§ WRITTEN TASK: Give the number of lines in the records below that include "fueron", and nothing more.

§ INPUT MATERIAL:
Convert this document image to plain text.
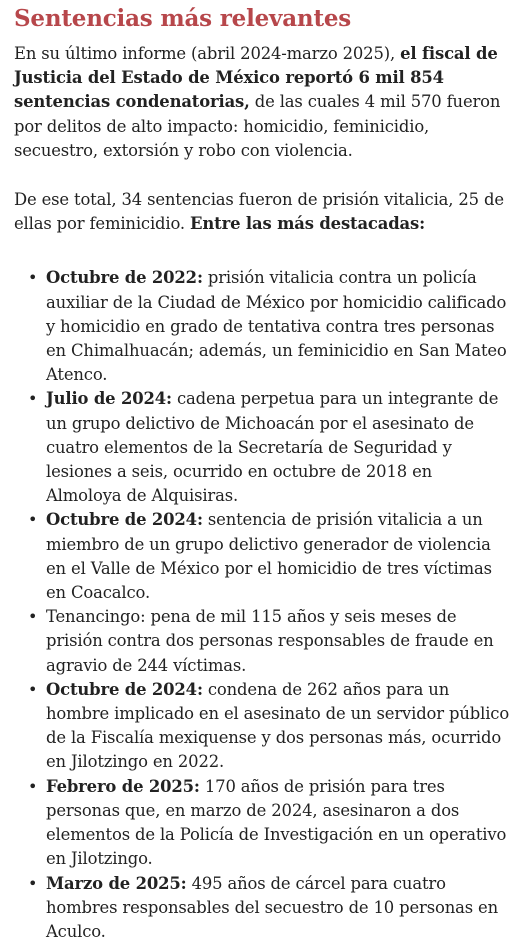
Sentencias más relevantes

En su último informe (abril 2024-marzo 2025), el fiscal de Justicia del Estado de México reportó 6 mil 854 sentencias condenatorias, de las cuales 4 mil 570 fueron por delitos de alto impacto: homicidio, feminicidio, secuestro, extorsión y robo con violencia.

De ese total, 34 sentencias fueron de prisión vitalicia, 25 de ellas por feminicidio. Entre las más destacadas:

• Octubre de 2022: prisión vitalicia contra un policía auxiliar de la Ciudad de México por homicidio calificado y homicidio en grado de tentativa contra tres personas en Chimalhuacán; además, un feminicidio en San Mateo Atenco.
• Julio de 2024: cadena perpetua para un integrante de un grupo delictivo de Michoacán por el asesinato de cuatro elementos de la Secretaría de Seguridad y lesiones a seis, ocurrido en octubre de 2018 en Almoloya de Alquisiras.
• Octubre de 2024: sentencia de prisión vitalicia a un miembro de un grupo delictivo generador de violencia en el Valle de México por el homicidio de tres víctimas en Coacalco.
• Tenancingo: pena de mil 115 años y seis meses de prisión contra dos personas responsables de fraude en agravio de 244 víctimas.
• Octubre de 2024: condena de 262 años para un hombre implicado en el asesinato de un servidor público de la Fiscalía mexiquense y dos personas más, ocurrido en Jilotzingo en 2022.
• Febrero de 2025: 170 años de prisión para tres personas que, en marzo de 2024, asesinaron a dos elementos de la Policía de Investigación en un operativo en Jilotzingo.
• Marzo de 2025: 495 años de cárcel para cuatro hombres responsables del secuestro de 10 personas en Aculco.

§ ANSWER: 2